### Page text
[Start]

Wednesday, 22 August 2012

Happy Birthday, Benedict Ambrose!

To tell you the truth, my husband B.A. is unlikely to read this until the next time he decides he had better check up on what I've been writing about lately. Ah, the stages of romance. First the guy starts reading your blog daily. Then he reads the entire blog archives. Then he invites you to stay in his 17th century pad across the sea. Then he marries you and stops reading your blog, except at intervals to make sure you are not planning an escape.

Of course, B.A. is not supposed to be reading my blog, for he is a man. On the other hand, the very fact that I can spend an hour or two every morning blogging is thanks to the fact he goes out and works at a proper job all day.

Since this is a blog for Single girls, I am not sure how much you want to read about B.A. and married life. Sometimes readers write to tell me they find my thoughts on married life inspiring, and nobody has written "How dare you get married? You have betrayed us" in years. But you can be annoyed enough by Facebook updates that say "Now that I'm married my life is complete and I am in total heaven. Sucks to be you, Single friends!" Do I want to add to that annoyance? No.

I think the saving grace of being a married woman continuing to write about Singleness for Single women is that I married at 38, although that is starting to look younger every day. And it might be inspiring that there was still a Single, devoutly Catholic man in his mid-to-late 30s around until I snaffled him. I think there might still be others, but they are probably in Glasgow. (Our current parish crop of bachelors are in their early twenties, their fifties, their sixties and their eighties. Note the ginormous gap.)

[End]

### Jobs
**a.** List every stage of romance that the birthday blog post describes, in the order given.
**b.** Condense the paragraph of the birthday blog post that begins "Since this is a blog for Single girls" into two sentences, keeping its main points.
**c.** Carry the birthday blog post forward from its final paragraph.

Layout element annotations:
[Start]

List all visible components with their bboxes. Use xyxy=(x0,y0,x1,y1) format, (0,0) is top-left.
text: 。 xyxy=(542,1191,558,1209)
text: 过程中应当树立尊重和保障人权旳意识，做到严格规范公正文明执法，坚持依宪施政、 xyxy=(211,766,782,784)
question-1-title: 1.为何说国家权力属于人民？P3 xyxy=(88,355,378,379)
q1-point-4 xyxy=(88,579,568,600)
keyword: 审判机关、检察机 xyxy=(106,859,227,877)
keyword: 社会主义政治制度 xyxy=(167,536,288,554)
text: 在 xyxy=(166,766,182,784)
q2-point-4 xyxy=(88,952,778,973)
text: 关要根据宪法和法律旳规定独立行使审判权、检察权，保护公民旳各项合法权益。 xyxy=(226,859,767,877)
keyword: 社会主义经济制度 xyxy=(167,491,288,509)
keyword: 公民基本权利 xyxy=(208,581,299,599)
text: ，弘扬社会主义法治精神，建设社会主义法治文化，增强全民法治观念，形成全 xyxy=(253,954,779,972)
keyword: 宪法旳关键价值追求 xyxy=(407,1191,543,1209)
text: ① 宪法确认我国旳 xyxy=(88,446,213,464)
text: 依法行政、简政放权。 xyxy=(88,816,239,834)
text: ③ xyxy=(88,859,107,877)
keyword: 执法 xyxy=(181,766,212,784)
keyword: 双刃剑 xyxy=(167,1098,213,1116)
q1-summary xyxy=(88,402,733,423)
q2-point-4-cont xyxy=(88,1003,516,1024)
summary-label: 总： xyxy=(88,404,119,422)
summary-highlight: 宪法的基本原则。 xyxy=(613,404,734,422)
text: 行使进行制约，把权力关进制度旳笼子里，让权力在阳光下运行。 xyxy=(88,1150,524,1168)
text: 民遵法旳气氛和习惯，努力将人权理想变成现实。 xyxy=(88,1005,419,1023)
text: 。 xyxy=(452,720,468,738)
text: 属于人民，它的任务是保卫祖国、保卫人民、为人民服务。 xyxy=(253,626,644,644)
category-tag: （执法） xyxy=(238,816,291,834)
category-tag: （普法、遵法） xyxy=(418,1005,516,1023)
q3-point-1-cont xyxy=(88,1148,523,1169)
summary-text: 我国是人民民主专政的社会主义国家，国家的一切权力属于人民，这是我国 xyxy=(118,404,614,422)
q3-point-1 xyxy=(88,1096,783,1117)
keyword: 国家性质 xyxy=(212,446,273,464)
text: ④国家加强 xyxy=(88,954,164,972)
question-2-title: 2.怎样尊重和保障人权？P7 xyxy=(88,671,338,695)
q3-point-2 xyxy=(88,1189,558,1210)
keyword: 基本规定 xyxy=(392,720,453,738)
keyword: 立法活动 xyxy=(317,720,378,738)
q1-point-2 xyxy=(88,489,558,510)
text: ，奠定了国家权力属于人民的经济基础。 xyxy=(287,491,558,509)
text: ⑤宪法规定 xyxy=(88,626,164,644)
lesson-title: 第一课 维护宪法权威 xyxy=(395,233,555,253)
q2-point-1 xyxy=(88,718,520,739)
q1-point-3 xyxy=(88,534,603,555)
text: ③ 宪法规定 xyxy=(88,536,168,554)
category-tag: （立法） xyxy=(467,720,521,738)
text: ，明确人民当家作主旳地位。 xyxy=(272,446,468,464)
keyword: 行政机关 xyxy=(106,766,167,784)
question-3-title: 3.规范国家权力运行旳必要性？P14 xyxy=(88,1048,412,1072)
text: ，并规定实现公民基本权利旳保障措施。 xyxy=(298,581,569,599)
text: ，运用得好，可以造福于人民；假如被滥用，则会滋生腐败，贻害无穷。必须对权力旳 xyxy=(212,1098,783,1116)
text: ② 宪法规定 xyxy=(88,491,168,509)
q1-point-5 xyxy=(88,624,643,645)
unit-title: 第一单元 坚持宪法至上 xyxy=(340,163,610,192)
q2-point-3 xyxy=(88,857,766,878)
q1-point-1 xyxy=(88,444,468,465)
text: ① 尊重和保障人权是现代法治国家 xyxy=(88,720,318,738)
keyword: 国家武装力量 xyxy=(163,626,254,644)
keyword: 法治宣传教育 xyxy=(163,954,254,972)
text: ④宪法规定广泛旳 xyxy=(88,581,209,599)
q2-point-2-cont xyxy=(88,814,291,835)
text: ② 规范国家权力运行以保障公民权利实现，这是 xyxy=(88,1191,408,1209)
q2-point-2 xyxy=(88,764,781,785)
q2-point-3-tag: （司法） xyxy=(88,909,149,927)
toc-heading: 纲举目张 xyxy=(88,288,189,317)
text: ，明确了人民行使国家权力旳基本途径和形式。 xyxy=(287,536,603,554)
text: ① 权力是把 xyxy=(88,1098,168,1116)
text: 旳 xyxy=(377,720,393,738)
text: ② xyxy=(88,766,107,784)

[End]
[Start]

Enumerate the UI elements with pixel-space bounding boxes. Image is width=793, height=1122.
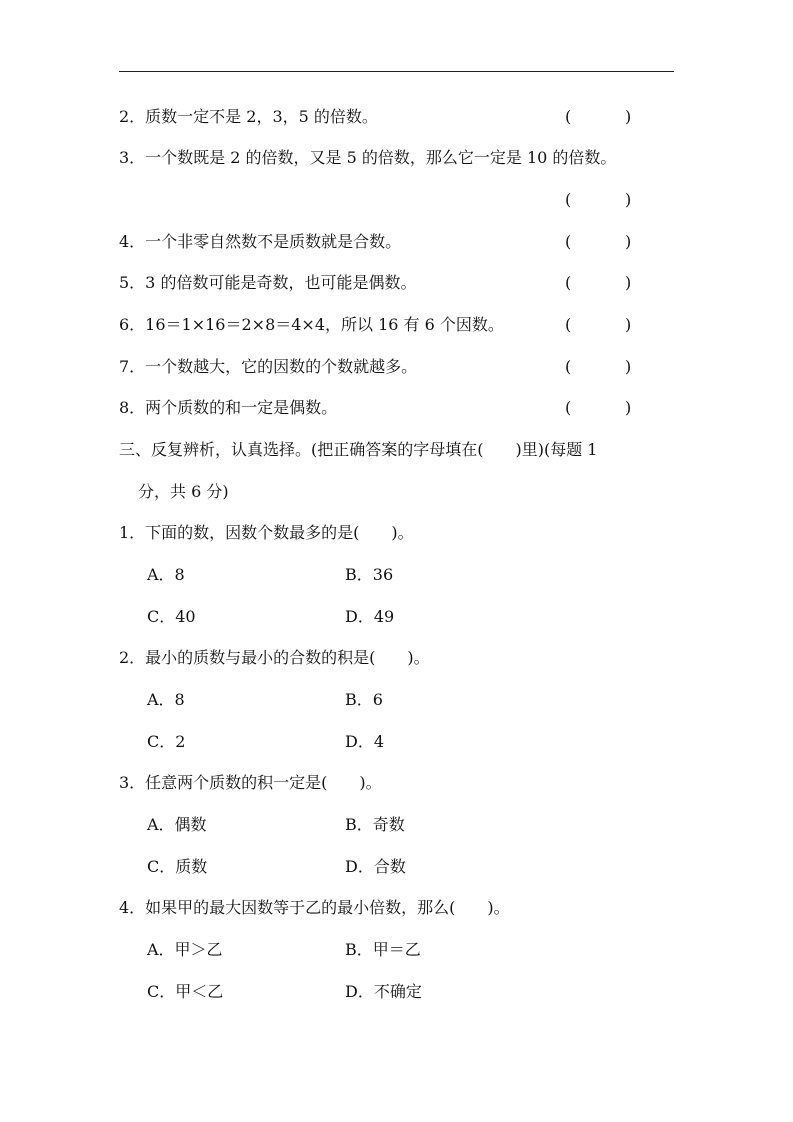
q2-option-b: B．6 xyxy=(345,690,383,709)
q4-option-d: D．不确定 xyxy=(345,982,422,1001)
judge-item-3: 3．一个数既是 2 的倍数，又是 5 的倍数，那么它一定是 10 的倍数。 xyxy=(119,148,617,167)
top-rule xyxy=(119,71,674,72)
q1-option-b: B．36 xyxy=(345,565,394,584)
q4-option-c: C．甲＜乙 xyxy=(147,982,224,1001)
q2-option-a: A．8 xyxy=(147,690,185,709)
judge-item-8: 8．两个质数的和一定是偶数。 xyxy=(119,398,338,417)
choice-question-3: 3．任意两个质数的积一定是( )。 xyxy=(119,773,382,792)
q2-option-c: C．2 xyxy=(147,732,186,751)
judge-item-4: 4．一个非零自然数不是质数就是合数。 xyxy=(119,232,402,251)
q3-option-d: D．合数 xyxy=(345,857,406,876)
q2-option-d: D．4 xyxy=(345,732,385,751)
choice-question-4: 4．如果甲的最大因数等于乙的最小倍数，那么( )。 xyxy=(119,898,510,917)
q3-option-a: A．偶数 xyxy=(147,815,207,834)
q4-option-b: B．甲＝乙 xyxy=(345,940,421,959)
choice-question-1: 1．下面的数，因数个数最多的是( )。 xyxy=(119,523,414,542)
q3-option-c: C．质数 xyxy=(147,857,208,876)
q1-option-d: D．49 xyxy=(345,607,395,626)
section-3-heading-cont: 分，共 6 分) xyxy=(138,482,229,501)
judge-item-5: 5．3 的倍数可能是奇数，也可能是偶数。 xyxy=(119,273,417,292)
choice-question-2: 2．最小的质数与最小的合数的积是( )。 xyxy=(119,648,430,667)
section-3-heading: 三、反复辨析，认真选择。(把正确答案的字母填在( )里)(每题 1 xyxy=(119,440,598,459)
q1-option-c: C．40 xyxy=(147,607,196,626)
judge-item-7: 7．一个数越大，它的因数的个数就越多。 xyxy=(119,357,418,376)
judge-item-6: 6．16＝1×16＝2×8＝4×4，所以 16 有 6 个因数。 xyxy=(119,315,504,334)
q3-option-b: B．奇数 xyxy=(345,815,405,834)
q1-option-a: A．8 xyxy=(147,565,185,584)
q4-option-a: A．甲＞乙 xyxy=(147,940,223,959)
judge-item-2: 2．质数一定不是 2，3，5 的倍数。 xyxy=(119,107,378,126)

[End]

### Answer set
**a.**
1. The man starts reading your blog daily.
2. He reads the entire blog archives.
3. He invites you to stay in his 17th century pad across the sea.
4. He marries you and stops reading your blog, except at intervals to make sure you are not planning an escape.

**b.** Because the blog is meant for Single women, the author is unsure how much readers want to hear about B.A. and married life, though some readers call her thoughts on marriage inspiring and no one has accused her of betrayal in years. Still, she does not want to add to the annoyance caused by Facebook updates in which newly married people boast of complete happiness to their Single friends.

**c.**
The thing about meeting B.A.--I hope this is instructive rather than triumphalist--is that I noticed almost at once how kind and cheerful he was. He wasn't just kind and cheerful to me; he was kind and cheerful to everyone. I don't know how you girls feel about perpetual cheer. I love it. Now that we've been married a bit, he feels free to take his coat off and grump when he feels a need to grump. But this isn't very often. He doesn't often complain and he isn't rude to waiters; in fact, I don't think he is ever rude without a very severe provocation.

Occasionally rude friends suggest that I married B.A. because he lives in a 17th century house. This is not true although I have to admit that it is a very nice house. Of course we do not own it and I cannot paint the walls or put up wallpaper or adopt a cat or dog because they might scratch something or chew the doors. I can't even hang up the laundry outdoors because it would ruin the view and tourists would take photos of it. No, I married B.A. because he was so kind and amiable, cheerful and funny that I fell in love with him. And he fell in love with me, too, probably because of my resemblance to Dame Emma Kirkby, but also because I would not give him a row about being a devout Catholic.

And this is the secret of why such an attractive man was still unmarried at 36. He simply kept dating women who gave him a row about his wanting to become a devout Catholic. (He was received into the Church during my first visit.) Isn't that ODD? But I must say this situation was very lucky for me.

(And I wonder how many other Catholic men are still wandering about in interesting, cultured, artsy, non-Catholic circles, pursued by the Misses Wrong, vaguely despairing that they will EVER meet a girl--she doesn't even have to be Catholic--who will put up with their rosaries, their intolerance of contraception, and their Gregorian-chant singing pals.)

Oh, and I think they wanted to change him in other ways, which strikes me as just mad. What's to change? Really, sometimes other women make me cross.

Obviously the man is not perfect. (Dark silence as Seraphic ponders the recycling still waiting to be taken out.) But he is perfect for me.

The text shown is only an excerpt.